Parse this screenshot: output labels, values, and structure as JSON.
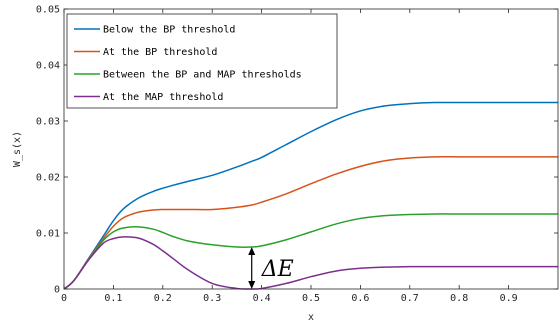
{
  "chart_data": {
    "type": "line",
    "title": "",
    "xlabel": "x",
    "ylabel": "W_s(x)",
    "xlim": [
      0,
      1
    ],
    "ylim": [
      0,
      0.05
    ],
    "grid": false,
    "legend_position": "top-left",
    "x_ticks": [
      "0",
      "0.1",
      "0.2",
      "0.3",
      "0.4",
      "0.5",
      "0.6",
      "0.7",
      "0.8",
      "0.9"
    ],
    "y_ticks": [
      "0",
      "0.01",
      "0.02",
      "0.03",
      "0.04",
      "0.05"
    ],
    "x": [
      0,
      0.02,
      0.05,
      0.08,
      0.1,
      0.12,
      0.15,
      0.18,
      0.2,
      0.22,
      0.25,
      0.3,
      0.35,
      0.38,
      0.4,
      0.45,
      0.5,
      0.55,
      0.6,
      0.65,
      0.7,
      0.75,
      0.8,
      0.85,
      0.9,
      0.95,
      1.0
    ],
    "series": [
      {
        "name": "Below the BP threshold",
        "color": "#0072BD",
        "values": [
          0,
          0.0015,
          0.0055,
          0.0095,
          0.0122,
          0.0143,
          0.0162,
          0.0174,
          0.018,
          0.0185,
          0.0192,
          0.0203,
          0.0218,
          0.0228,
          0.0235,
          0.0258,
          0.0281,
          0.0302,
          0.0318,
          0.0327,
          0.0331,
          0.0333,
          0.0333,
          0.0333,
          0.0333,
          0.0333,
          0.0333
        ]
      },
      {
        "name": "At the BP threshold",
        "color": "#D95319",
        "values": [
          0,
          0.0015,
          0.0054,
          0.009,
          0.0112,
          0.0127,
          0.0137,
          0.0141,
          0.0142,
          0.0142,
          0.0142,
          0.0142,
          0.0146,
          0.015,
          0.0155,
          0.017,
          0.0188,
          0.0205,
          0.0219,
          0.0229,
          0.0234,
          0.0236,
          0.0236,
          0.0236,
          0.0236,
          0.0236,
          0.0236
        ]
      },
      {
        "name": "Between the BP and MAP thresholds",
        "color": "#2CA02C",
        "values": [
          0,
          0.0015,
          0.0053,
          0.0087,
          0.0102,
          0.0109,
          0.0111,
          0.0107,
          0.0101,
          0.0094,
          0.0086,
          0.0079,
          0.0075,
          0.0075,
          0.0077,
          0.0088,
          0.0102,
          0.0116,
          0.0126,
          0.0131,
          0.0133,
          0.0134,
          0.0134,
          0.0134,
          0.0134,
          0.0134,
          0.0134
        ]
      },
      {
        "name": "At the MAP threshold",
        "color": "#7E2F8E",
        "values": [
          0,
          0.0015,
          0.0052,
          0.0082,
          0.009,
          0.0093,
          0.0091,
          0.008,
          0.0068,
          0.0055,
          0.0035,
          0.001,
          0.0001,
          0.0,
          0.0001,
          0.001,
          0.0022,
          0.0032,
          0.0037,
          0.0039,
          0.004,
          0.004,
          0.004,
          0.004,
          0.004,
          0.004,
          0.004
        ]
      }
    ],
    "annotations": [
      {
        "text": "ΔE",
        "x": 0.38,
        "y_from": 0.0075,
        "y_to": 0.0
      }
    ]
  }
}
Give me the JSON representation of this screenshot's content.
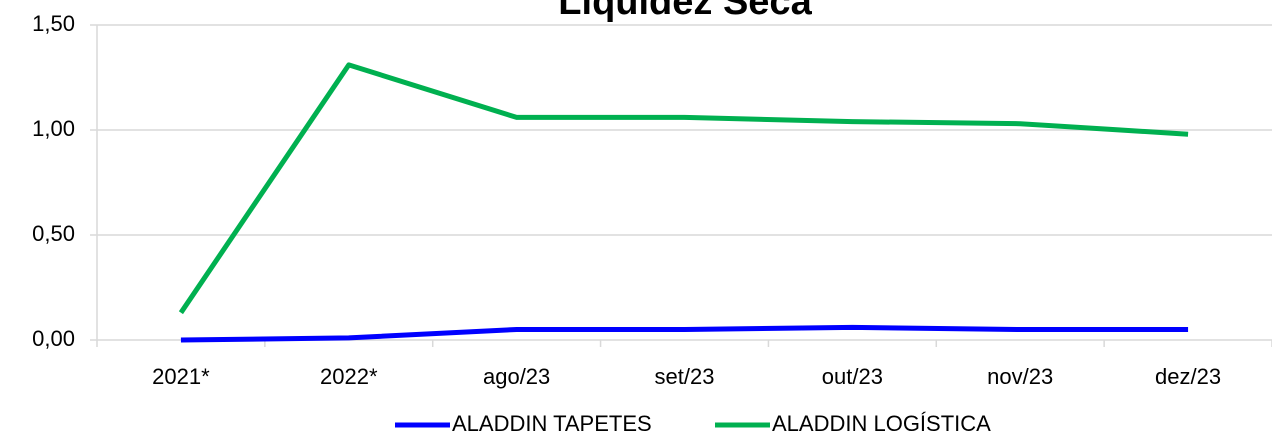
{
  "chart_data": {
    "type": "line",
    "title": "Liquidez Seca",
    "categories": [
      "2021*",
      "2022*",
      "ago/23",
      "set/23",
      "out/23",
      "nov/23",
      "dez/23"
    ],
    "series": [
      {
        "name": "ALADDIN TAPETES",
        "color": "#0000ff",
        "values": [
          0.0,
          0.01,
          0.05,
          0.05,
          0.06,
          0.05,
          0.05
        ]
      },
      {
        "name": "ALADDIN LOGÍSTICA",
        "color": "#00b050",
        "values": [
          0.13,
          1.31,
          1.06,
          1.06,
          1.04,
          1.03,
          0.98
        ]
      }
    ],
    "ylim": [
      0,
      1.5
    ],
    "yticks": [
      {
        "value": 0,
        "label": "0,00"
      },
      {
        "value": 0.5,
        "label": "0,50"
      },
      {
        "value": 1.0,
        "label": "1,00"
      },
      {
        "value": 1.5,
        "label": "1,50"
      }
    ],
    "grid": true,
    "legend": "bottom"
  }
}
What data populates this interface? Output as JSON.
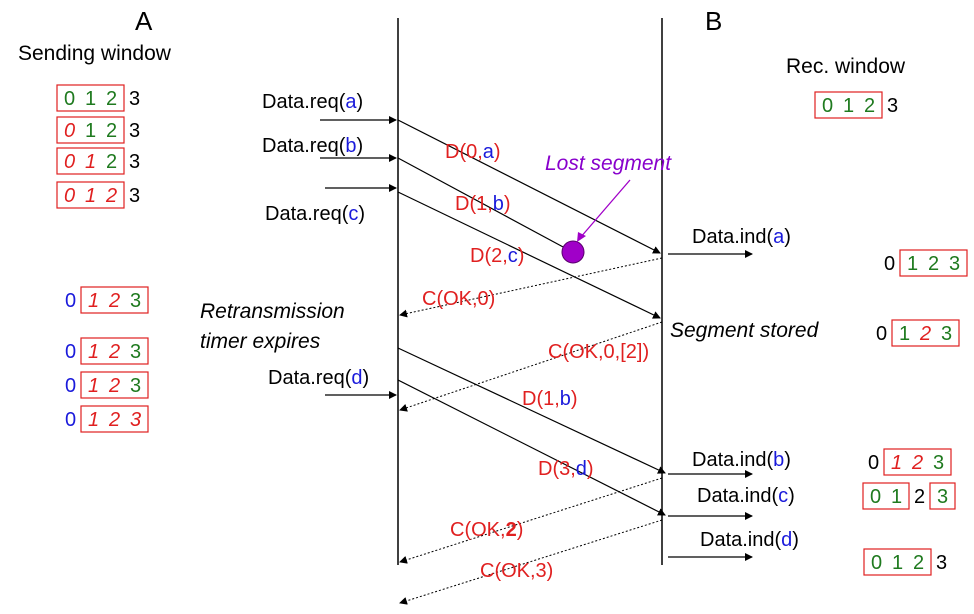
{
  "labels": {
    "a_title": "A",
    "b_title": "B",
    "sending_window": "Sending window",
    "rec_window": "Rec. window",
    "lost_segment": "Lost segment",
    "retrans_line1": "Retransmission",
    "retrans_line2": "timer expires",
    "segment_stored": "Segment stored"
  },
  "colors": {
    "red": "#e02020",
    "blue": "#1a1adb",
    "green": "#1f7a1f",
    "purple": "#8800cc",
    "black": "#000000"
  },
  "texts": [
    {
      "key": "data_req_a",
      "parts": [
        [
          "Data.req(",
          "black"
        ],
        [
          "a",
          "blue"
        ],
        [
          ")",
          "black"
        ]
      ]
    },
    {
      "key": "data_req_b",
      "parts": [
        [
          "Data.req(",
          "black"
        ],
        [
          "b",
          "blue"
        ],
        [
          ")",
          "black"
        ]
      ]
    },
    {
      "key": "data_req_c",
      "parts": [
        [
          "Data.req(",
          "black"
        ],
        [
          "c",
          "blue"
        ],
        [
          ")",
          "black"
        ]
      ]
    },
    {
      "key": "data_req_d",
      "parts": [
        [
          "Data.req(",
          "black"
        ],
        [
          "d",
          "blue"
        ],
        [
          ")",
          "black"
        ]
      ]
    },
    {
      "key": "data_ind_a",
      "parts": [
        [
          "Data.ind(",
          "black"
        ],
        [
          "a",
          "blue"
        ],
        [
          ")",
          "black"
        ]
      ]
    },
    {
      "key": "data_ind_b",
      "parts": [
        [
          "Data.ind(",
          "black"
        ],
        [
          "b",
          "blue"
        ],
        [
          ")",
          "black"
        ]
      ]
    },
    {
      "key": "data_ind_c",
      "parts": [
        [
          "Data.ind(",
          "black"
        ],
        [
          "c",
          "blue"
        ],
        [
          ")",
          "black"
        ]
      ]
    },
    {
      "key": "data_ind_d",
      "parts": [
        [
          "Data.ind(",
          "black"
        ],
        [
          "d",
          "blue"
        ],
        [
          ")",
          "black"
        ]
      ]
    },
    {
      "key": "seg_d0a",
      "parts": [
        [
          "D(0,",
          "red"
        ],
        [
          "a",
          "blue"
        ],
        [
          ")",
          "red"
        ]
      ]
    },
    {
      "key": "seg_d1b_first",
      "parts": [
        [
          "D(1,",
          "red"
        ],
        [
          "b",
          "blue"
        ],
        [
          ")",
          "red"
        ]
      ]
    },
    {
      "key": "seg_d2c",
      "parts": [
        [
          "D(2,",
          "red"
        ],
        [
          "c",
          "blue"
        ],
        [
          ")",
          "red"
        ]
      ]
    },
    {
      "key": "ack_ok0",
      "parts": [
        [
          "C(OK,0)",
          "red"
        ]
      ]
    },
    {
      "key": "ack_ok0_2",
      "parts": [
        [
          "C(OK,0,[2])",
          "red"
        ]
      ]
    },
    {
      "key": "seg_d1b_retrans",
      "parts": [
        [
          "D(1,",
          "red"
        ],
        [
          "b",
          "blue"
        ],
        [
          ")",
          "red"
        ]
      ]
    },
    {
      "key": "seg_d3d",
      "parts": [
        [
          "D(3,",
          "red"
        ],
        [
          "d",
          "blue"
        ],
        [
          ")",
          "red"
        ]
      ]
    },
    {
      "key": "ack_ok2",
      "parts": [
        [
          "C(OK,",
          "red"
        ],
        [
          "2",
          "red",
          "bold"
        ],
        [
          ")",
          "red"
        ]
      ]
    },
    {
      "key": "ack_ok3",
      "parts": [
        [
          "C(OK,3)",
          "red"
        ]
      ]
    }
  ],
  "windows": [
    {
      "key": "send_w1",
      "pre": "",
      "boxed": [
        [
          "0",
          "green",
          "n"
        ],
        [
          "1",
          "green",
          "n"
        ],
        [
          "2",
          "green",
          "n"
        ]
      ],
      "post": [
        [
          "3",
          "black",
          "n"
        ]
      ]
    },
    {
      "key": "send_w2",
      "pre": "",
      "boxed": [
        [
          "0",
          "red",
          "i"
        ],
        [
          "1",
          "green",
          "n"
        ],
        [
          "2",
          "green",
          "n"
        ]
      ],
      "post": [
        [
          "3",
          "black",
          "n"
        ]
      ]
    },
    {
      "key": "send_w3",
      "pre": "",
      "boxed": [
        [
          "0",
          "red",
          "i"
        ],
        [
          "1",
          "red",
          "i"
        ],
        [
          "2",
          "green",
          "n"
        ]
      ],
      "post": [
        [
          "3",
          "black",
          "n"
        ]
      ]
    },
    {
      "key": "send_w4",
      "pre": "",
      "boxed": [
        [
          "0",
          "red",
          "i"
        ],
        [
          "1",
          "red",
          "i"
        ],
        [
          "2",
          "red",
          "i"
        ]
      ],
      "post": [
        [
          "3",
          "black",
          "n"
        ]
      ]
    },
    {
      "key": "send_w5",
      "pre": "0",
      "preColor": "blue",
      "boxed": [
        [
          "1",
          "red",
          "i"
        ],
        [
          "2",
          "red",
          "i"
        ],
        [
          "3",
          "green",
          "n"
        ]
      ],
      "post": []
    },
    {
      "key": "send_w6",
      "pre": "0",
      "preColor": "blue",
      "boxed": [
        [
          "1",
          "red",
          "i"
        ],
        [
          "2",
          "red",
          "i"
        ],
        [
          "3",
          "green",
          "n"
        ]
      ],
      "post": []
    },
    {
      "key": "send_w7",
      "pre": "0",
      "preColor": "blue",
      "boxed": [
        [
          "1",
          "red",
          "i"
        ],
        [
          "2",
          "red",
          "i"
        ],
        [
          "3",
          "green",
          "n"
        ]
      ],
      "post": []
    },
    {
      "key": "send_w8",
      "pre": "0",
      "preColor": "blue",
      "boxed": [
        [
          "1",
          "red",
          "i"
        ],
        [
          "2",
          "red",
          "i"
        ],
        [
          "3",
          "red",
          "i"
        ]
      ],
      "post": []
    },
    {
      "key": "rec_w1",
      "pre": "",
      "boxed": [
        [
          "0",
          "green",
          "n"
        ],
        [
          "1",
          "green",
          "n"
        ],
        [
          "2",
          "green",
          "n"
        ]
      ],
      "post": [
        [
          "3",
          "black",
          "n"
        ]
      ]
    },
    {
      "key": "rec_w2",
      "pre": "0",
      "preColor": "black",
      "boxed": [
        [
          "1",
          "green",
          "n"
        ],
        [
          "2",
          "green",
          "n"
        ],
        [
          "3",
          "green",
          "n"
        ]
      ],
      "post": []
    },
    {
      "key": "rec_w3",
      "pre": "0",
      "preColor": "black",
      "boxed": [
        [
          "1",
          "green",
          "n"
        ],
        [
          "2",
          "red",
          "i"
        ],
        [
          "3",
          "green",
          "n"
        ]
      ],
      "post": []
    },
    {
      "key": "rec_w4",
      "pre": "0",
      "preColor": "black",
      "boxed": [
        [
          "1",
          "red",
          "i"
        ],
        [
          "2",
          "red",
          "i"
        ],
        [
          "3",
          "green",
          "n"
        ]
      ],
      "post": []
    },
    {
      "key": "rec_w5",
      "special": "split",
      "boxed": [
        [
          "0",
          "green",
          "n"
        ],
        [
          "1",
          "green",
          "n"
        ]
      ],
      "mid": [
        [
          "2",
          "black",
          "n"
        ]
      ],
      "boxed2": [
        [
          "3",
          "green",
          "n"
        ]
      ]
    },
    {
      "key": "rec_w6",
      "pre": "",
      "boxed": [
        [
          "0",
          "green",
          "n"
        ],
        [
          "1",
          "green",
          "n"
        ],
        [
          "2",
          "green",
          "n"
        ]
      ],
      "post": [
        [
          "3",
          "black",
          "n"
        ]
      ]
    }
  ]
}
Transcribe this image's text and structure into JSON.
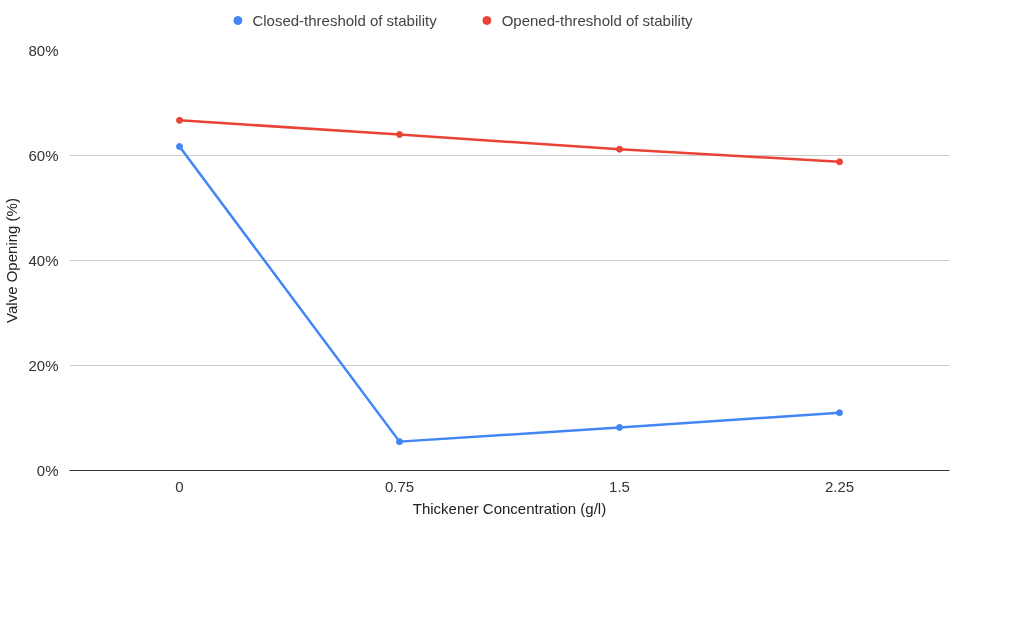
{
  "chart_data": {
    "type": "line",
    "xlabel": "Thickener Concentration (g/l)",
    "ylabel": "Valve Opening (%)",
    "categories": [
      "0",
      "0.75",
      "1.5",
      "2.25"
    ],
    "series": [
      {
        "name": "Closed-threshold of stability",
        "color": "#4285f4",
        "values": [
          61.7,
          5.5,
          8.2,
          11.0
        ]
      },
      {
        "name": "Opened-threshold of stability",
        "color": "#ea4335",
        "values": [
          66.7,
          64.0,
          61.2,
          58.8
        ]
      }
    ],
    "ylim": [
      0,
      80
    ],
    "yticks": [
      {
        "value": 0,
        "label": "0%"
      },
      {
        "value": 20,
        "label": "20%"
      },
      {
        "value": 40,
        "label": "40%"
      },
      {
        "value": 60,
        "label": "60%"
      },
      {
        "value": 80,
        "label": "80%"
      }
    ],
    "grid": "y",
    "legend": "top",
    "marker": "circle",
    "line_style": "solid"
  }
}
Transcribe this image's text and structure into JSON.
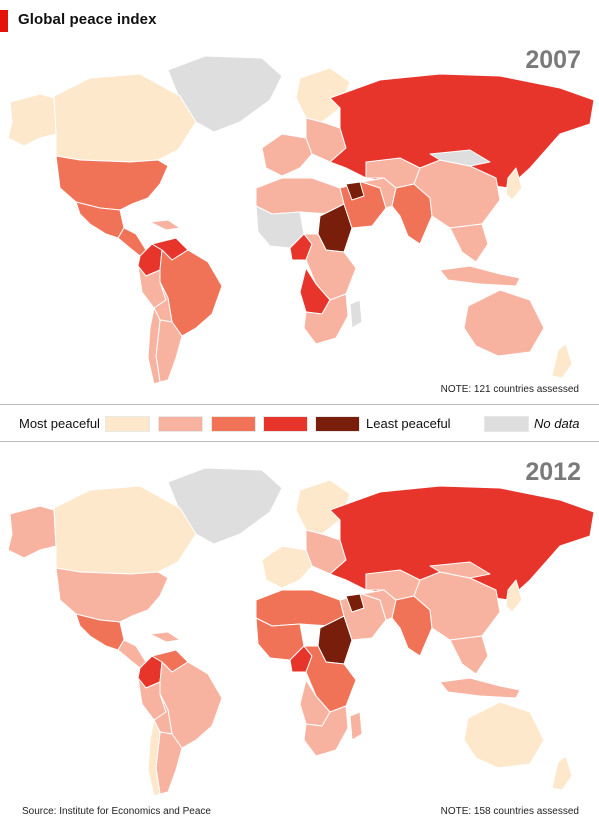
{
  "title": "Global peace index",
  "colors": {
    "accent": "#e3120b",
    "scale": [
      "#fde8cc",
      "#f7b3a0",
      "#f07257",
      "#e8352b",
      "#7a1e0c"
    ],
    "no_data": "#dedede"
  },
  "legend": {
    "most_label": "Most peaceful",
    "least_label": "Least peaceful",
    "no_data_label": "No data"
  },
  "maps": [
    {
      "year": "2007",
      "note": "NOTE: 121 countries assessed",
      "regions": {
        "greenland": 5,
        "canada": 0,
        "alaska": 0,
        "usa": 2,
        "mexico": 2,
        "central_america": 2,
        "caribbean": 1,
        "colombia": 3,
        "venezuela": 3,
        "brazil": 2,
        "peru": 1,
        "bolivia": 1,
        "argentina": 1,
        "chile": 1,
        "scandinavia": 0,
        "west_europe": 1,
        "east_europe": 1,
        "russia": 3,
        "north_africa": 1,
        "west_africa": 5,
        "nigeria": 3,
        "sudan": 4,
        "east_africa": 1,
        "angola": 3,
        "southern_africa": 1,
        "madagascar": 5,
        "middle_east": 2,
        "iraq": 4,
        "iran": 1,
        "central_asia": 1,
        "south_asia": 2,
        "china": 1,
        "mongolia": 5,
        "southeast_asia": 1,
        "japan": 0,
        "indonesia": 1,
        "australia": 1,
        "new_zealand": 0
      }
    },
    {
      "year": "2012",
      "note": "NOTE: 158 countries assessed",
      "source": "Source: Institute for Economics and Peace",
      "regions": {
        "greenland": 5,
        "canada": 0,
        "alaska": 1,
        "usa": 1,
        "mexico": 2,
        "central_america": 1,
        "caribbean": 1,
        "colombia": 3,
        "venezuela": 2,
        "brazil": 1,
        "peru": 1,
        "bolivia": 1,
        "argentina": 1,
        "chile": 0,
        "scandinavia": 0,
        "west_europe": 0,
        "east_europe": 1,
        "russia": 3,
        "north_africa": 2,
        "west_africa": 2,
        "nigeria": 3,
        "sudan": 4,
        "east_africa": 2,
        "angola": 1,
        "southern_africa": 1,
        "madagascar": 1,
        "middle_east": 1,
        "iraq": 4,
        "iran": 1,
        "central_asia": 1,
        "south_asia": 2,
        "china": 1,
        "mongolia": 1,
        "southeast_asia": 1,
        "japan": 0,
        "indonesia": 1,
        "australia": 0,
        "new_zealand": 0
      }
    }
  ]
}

Your objective:
Out of the preceding entries, pull every line containing the string "screenshot".

Result of this task:
Parse this screenshot: output labels, values, and structure as JSON.
Give me the JSON representation of this screenshot's content.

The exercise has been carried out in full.